## Task objective
Gather each line of the entries below that includes "Xmodem".

## Data for the task
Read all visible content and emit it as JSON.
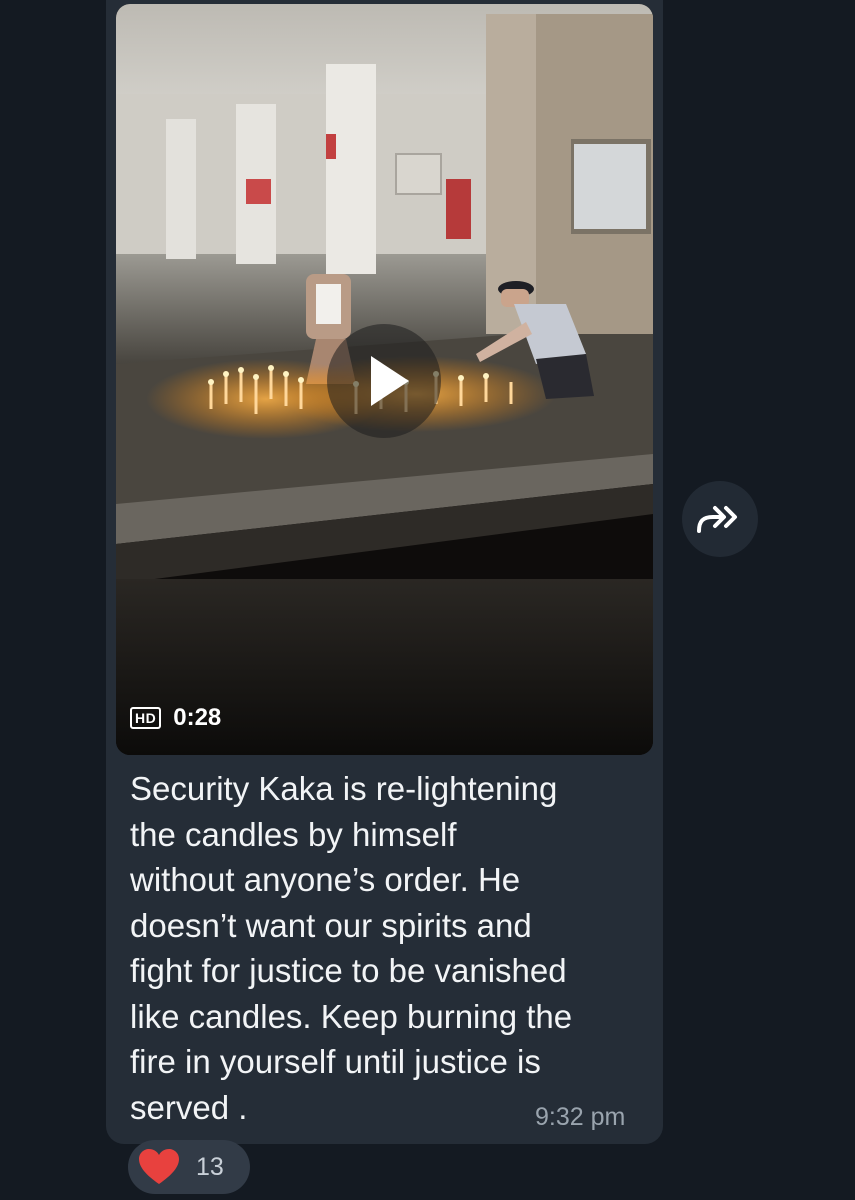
{
  "message": {
    "video": {
      "quality_badge": "HD",
      "duration": "0:28"
    },
    "caption": "Security Kaka is re-lightening\nthe candles by himself\nwithout anyone’s order. He\ndoesn’t want our spirits and\nfight for justice to be vanished\nlike candles. Keep burning the\nfire in yourself until justice is\nserved .",
    "time": "9:32 pm",
    "reaction": {
      "icon": "heart-icon",
      "count": "13"
    },
    "forward": {
      "icon": "forward-arrow-icon"
    }
  },
  "colors": {
    "background": "#141a22",
    "bubble": "#252d37",
    "text": "#f2f4f6",
    "timestamp": "#9aa4ae",
    "reaction_pill": "#323b47",
    "heart": "#e8413e"
  }
}
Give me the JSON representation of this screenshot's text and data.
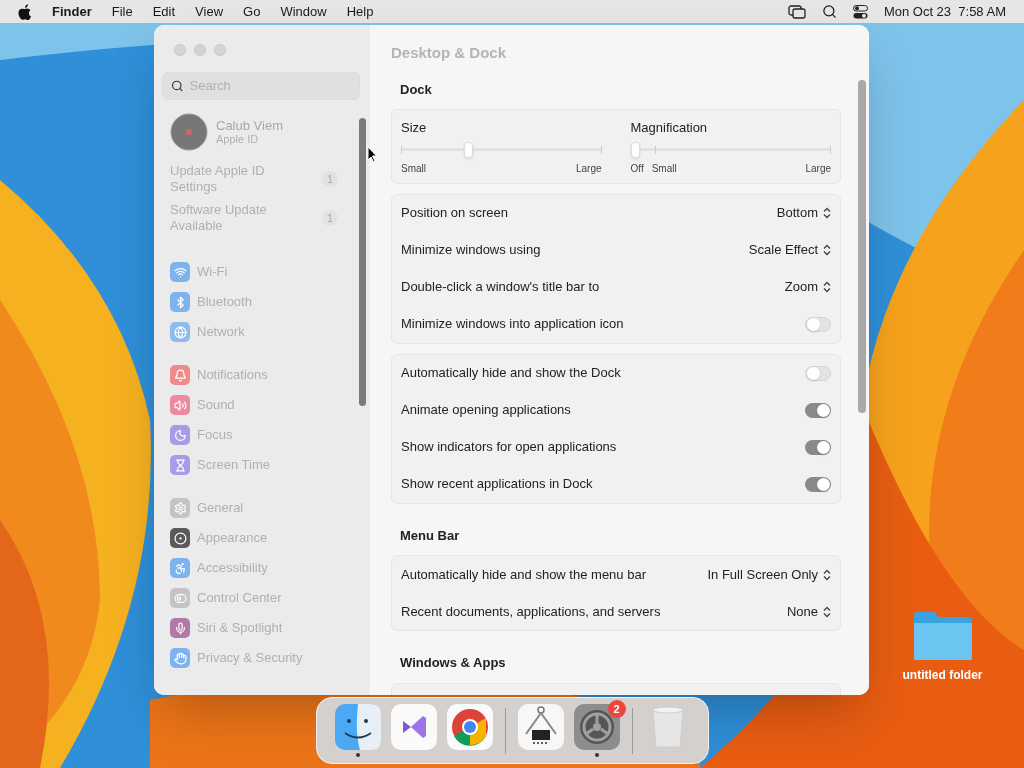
{
  "menu_bar": {
    "app": "Finder",
    "menus": [
      "File",
      "Edit",
      "View",
      "Go",
      "Window",
      "Help"
    ],
    "clock": "Mon Oct 23  7:58 AM"
  },
  "window": {
    "title": "Desktop & Dock",
    "sidebar": {
      "search": {
        "placeholder": "Search"
      },
      "account": {
        "name": "Calub Viem",
        "subtitle": "Apple ID"
      },
      "alerts": [
        {
          "label": "Update Apple ID Settings",
          "count": "1"
        },
        {
          "label": "Software Update Available",
          "count": "1"
        }
      ],
      "groups": [
        {
          "items": [
            {
              "label": "Wi-Fi",
              "color": "#7fb3ee"
            },
            {
              "label": "Bluetooth",
              "color": "#7fb3ee"
            },
            {
              "label": "Network",
              "color": "#8fbbee"
            }
          ]
        },
        {
          "items": [
            {
              "label": "Notifications",
              "color": "#f08a8a"
            },
            {
              "label": "Sound",
              "color": "#ee8aa0"
            },
            {
              "label": "Focus",
              "color": "#a99be8"
            },
            {
              "label": "Screen Time",
              "color": "#a99be8"
            }
          ]
        },
        {
          "items": [
            {
              "label": "General",
              "color": "#c4c4c4"
            },
            {
              "label": "Appearance",
              "color": "#5a5a5a"
            },
            {
              "label": "Accessibility",
              "color": "#7fb3ee"
            },
            {
              "label": "Control Center",
              "color": "#c4c4c4"
            },
            {
              "label": "Siri & Spotlight",
              "color": "#b07aa8"
            },
            {
              "label": "Privacy & Security",
              "color": "#7fb3ee"
            }
          ]
        }
      ]
    },
    "sections": [
      {
        "heading": "Dock",
        "cards": [
          {
            "kind": "sliders",
            "sliders": [
              {
                "label": "Size",
                "level": 0.33,
                "min_label": "Small",
                "max_label": "Large"
              },
              {
                "label": "Magnification",
                "level": 0,
                "off_label": "Off",
                "min_label": "Small",
                "max_label": "Large"
              }
            ]
          },
          {
            "kind": "rows",
            "rows": [
              {
                "kind": "select",
                "label": "Position on screen",
                "value": "Bottom"
              },
              {
                "kind": "select",
                "label": "Minimize windows using",
                "value": "Scale Effect"
              },
              {
                "kind": "select",
                "label": "Double-click a window's title bar to",
                "value": "Zoom"
              },
              {
                "kind": "toggle",
                "label": "Minimize windows into application icon",
                "on": false
              }
            ]
          },
          {
            "kind": "rows",
            "rows": [
              {
                "kind": "toggle",
                "label": "Automatically hide and show the Dock",
                "on": false
              },
              {
                "kind": "toggle",
                "label": "Animate opening applications",
                "on": true
              },
              {
                "kind": "toggle",
                "label": "Show indicators for open applications",
                "on": true
              },
              {
                "kind": "toggle",
                "label": "Show recent applications in Dock",
                "on": true
              }
            ]
          }
        ]
      },
      {
        "heading": "Menu Bar",
        "cards": [
          {
            "kind": "rows",
            "rows": [
              {
                "kind": "select",
                "label": "Automatically hide and show the menu bar",
                "value": "In Full Screen Only"
              },
              {
                "kind": "select",
                "label": "Recent documents, applications, and servers",
                "value": "None"
              }
            ]
          }
        ]
      },
      {
        "heading": "Windows & Apps",
        "cards": [
          {
            "kind": "rows"
          }
        ]
      }
    ]
  },
  "dock": {
    "items": [
      {
        "kind": "finder",
        "running": true
      },
      {
        "kind": "studio",
        "running": false
      },
      {
        "kind": "chrome",
        "running": false
      },
      {
        "kind": "separator"
      },
      {
        "kind": "chip",
        "running": false
      },
      {
        "kind": "settings",
        "running": true,
        "badge": "2"
      },
      {
        "kind": "separator"
      },
      {
        "kind": "trash",
        "running": false
      }
    ]
  },
  "desktop": {
    "folder": "untitled folder"
  }
}
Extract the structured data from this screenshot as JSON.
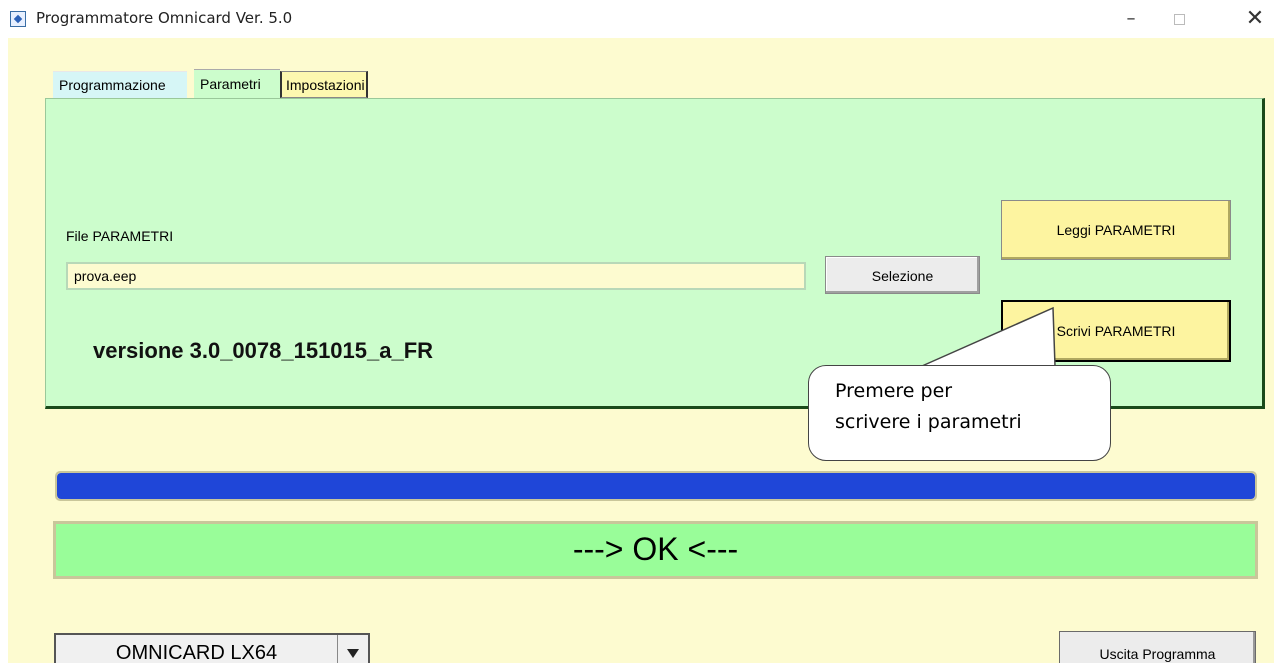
{
  "window": {
    "title": "Programmatore Omnicard Ver. 5.0",
    "minimize": "–",
    "close": "✕"
  },
  "tabs": [
    {
      "label": "Programmazione"
    },
    {
      "label": "Parametri",
      "selected": true
    },
    {
      "label": "Impostazioni"
    }
  ],
  "panel": {
    "file_label": "File PARAMETRI",
    "file_value": "prova.eep",
    "select_button": "Selezione",
    "read_button": "Leggi PARAMETRI",
    "write_button": "Scrivi PARAMETRI",
    "version": "versione 3.0_0078_151015_a_FR"
  },
  "progress": {
    "value": 1.0,
    "color": "#1f46d8"
  },
  "status": {
    "text": "---> OK <---",
    "color": "#99fd99"
  },
  "callout": {
    "line1": "Premere per",
    "line2": "scrivere i parametri"
  },
  "footer": {
    "device_selected": "OMNICARD LX64",
    "exit_button": "Uscita Programma"
  },
  "colors": {
    "background": "#fdfbd0",
    "panel": "#ccfdcc",
    "button_yellow": "#fdf4a0"
  }
}
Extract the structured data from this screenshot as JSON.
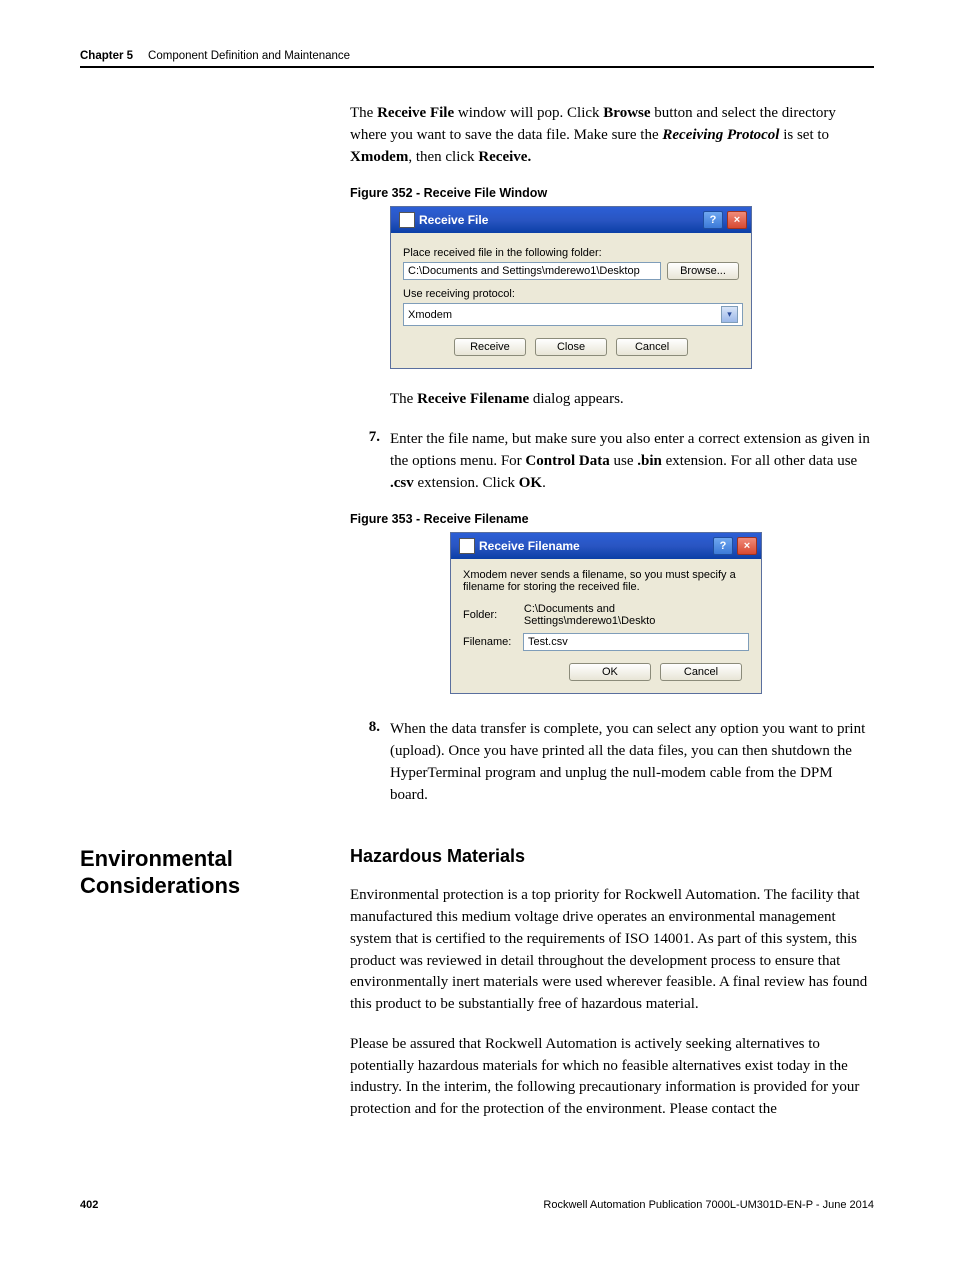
{
  "header": {
    "chapter": "Chapter 5",
    "title": "Component Definition and Maintenance"
  },
  "intro": {
    "p1a": "The ",
    "p1b": "Receive File",
    "p1c": " window will pop. Click ",
    "p1d": "Browse",
    "p1e": " button and select the directory where you want to save the data file. Make sure the ",
    "p1f": "Receiving Protocol",
    "p1g": " is set to ",
    "p1h": "Xmodem",
    "p1i": ", then click ",
    "p1j": "Receive."
  },
  "fig352": {
    "caption": "Figure 352 - Receive File Window",
    "title": "Receive File",
    "label_folder": "Place received file in the following folder:",
    "folder_value": "C:\\Documents and Settings\\mderewo1\\Desktop",
    "browse": "Browse...",
    "label_proto": "Use receiving protocol:",
    "proto_value": "Xmodem",
    "btn_receive": "Receive",
    "btn_close": "Close",
    "btn_cancel": "Cancel"
  },
  "mid": {
    "p2a": "The ",
    "p2b": "Receive Filename",
    "p2c": " dialog appears."
  },
  "steps": {
    "n7": "7.",
    "s7a": "Enter the file name, but make sure you also enter a correct extension as given in the options menu. For ",
    "s7b": "Control Data",
    "s7c": " use ",
    "s7d": ".bin",
    "s7e": " extension. For all other data use ",
    "s7f": ".csv",
    "s7g": " extension. Click ",
    "s7h": "OK",
    "s7i": ".",
    "n8": "8.",
    "s8": "When the data transfer is complete, you can select any option you want to print (upload). Once you have printed all the data files, you can then shutdown the HyperTerminal program and unplug the null-modem cable from the DPM board."
  },
  "fig353": {
    "caption": "Figure 353 - Receive Filename",
    "title": "Receive Filename",
    "desc": "Xmodem never sends a filename, so you must specify a filename for storing the received file.",
    "lbl_folder": "Folder:",
    "folder_value": "C:\\Documents and Settings\\mderewo1\\Deskto",
    "lbl_filename": "Filename:",
    "filename_value": "Test.csv",
    "btn_ok": "OK",
    "btn_cancel": "Cancel"
  },
  "env": {
    "sidebar": "Environmental Considerations",
    "h2": "Hazardous Materials",
    "p1": "Environmental protection is a top priority for Rockwell Automation. The facility that manufactured this medium voltage drive operates an environmental management system that is certified to the requirements of ISO 14001. As part of this system, this product was reviewed in detail throughout the development process to ensure that environmentally inert materials were used wherever feasible. A final review has found this product to be substantially free of hazardous material.",
    "p2": "Please be assured that Rockwell Automation is actively seeking alternatives to potentially hazardous materials for which no feasible alternatives exist today in the industry. In the interim, the following precautionary information is provided for your protection and for the protection of the environment. Please contact the"
  },
  "footer": {
    "page": "402",
    "pub": "Rockwell Automation Publication 7000L-UM301D-EN-P - June 2014"
  }
}
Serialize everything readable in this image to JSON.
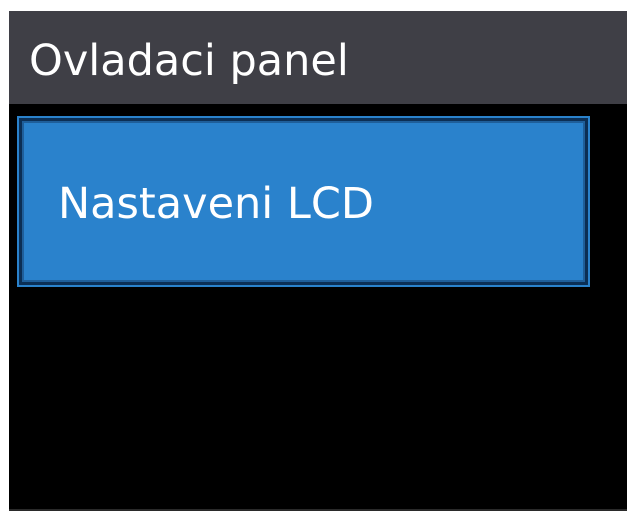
{
  "header": {
    "title": "Ovladaci panel"
  },
  "menu": {
    "items": [
      {
        "label": "Nastaveni LCD"
      }
    ]
  },
  "colors": {
    "screen_background": "#000000",
    "header_background": "#3f3f46",
    "selected_item_background": "#2a82cc",
    "text": "#ffffff"
  }
}
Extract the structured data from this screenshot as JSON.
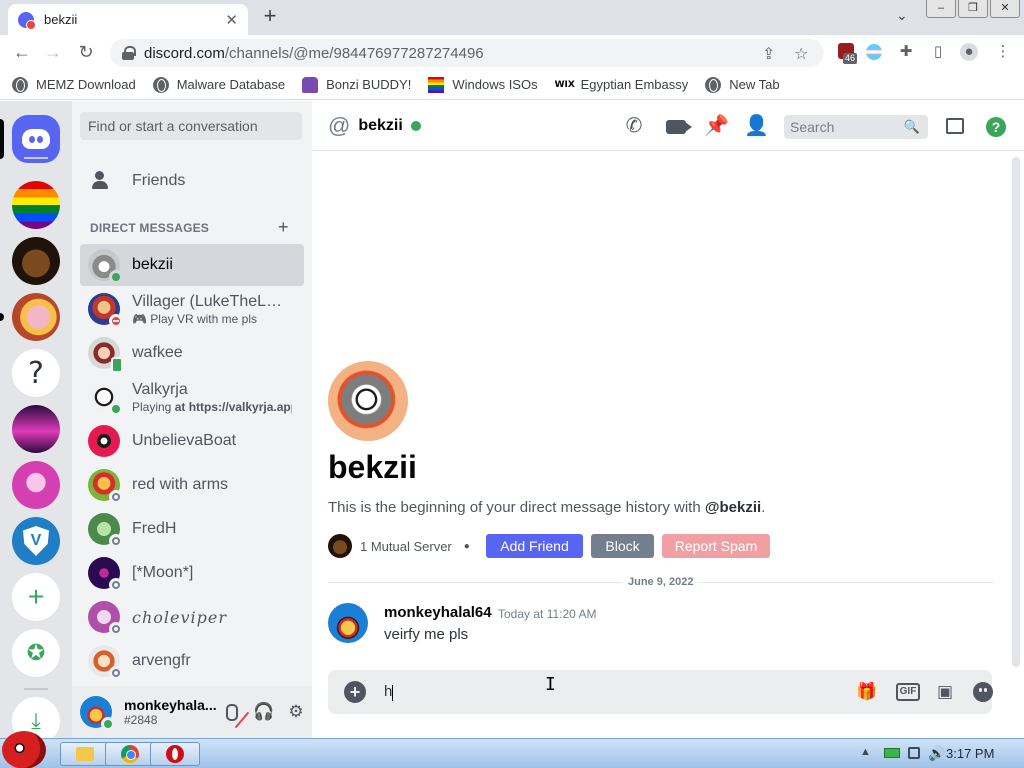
{
  "browser": {
    "tab_title": "bekzii",
    "url_domain": "discord.com",
    "url_path": "/channels/@me/984476977287274496",
    "extension_badge": "46",
    "bookmarks": [
      {
        "label": "MEMZ Download",
        "icon": "globe-icon"
      },
      {
        "label": "Malware Database",
        "icon": "globe-icon"
      },
      {
        "label": "Bonzi BUDDY!",
        "icon": "bonzi-icon"
      },
      {
        "label": "Windows ISOs",
        "icon": "rainbow-flag-icon"
      },
      {
        "label": "Egyptian Embassy",
        "icon": "wix-icon",
        "icon_text": "WIX"
      },
      {
        "label": "New Tab",
        "icon": "globe-icon"
      }
    ]
  },
  "sidebar": {
    "search_placeholder": "Find or start a conversation",
    "friends_label": "Friends",
    "dm_header": "DIRECT MESSAGES",
    "dms": [
      {
        "name": "bekzii",
        "status": "online",
        "active": true
      },
      {
        "name": "Villager (LukeTheLPS...",
        "status": "dnd",
        "sub": "Play VR with me pls"
      },
      {
        "name": "wafkee",
        "status": "mobile"
      },
      {
        "name": "Valkyrja",
        "status": "online",
        "sub_prefix": "Playing ",
        "sub_bold": "at https://valkyrja.app"
      },
      {
        "name": "UnbelievaBoat",
        "status": "none"
      },
      {
        "name": "red with arms",
        "status": "offline"
      },
      {
        "name": "FredH",
        "status": "offline"
      },
      {
        "name": "[*Moon*]",
        "status": "offline"
      },
      {
        "name": "choleviper",
        "status": "offline"
      },
      {
        "name": "arvengfr",
        "status": "offline"
      }
    ],
    "user": {
      "name": "monkeyhala...",
      "tag": "#2848"
    }
  },
  "chat": {
    "header_name": "bekzii",
    "search_placeholder": "Search",
    "intro_name": "bekzii",
    "intro_desc_prefix": "This is the beginning of your direct message history with ",
    "intro_desc_handle": "@bekzii",
    "intro_desc_suffix": ".",
    "mutual_servers": "1 Mutual Server",
    "add_friend": "Add Friend",
    "block": "Block",
    "report_spam": "Report Spam",
    "date_divider": "June 9, 2022",
    "messages": [
      {
        "author": "monkeyhalal64",
        "time": "Today at 11:20 AM",
        "text": "veirfy me pls"
      }
    ],
    "composer_value": "h",
    "composer_icons": {
      "gif_label": "GIF"
    }
  },
  "colors": {
    "blurple": "#5865f2",
    "online": "#3ba55c",
    "dnd": "#ed4245",
    "offline": "#747f8d"
  },
  "taskbar": {
    "clock": "3:17 PM"
  }
}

## Solution below
    "p1h": "Xmodem",
    "proto_value": "Xmodem",
    "desc": "Xmodem never sends a filename, so you must specify a filename for storing the received file.",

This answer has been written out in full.